To do: Omit images. Retype all entries verbatim.

[Data items]

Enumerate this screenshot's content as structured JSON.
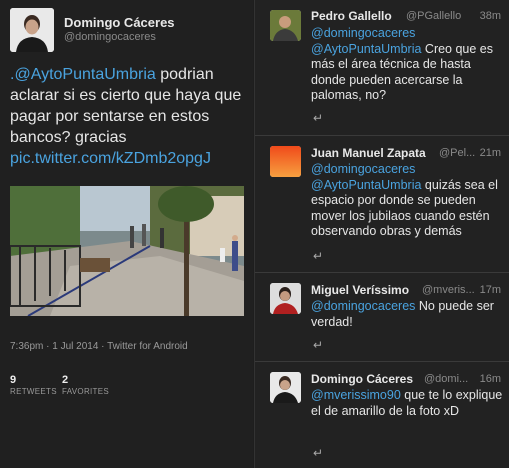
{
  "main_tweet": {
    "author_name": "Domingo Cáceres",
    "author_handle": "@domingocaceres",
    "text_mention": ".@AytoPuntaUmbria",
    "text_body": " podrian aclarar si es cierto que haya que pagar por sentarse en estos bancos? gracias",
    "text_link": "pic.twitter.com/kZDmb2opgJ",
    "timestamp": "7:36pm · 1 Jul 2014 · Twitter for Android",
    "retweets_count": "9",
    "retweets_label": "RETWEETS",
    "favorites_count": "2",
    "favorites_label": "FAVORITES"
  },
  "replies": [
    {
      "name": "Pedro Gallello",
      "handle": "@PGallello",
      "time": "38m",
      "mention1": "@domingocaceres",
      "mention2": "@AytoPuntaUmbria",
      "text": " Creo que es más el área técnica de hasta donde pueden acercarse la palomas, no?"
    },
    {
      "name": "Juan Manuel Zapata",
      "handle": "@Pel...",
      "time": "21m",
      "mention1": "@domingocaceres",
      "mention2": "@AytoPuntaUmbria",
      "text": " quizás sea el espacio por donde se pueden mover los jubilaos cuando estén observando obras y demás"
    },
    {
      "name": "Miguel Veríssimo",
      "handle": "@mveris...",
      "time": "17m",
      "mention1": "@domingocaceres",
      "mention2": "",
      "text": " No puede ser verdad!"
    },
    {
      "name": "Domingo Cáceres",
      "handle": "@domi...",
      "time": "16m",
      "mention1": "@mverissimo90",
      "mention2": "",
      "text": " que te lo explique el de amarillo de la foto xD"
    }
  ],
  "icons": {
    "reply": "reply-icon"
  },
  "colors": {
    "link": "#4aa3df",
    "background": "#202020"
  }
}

Solution for this problem:
Enumerate this screenshot's content as structured JSON.
{
  "main_tweet": {
    "author_name": "Domingo Cáceres",
    "author_handle": "@domingocaceres",
    "text_mention": ".@AytoPuntaUmbria",
    "text_body": " podrian aclarar si es cierto que haya que pagar por sentarse en estos bancos? gracias",
    "text_link": "pic.twitter.com/kZDmb2opgJ",
    "timestamp": "7:36pm · 1 Jul 2014 · Twitter for Android",
    "retweets_count": "9",
    "retweets_label": "RETWEETS",
    "favorites_count": "2",
    "favorites_label": "FAVORITES"
  },
  "replies": [
    {
      "name": "Pedro Gallello",
      "handle": "@PGallello",
      "time": "38m",
      "mention1": "@domingocaceres",
      "mention2": "@AytoPuntaUmbria",
      "text": " Creo que es más el área técnica de hasta donde pueden acercarse la palomas, no?"
    },
    {
      "name": "Juan Manuel Zapata",
      "handle": "@Pel...",
      "time": "21m",
      "mention1": "@domingocaceres",
      "mention2": "@AytoPuntaUmbria",
      "text": " quizás sea el espacio por donde se pueden mover los jubilaos cuando estén observando obras y demás"
    },
    {
      "name": "Miguel Veríssimo",
      "handle": "@mveris...",
      "time": "17m",
      "mention1": "@domingocaceres",
      "mention2": "",
      "text": " No puede ser verdad!"
    },
    {
      "name": "Domingo Cáceres",
      "handle": "@domi...",
      "time": "16m",
      "mention1": "@mverissimo90",
      "mention2": "",
      "text": " que te lo explique el de amarillo de la foto xD"
    }
  ],
  "icons": {
    "reply": "reply-icon"
  },
  "colors": {
    "link": "#4aa3df",
    "background": "#202020"
  }
}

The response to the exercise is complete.